[Dataset records]
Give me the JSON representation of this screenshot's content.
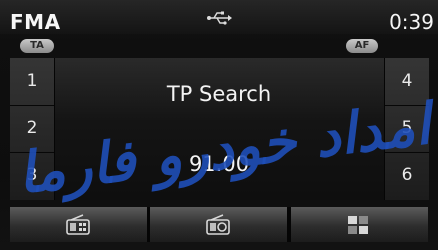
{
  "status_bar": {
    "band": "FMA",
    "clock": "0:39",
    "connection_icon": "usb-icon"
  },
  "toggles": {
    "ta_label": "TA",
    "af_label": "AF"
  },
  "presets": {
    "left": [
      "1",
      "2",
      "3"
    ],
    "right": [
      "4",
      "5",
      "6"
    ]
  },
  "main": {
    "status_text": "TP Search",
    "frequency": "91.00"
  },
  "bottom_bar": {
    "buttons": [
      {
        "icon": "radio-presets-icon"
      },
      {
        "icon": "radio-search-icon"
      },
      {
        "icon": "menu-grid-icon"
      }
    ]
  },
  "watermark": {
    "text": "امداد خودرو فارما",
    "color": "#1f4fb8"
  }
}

* GIVEN REQUEST *
Lines containing the string "radio" should be counted; reply with their number and nothing more.

* COMPLETED TASK *
2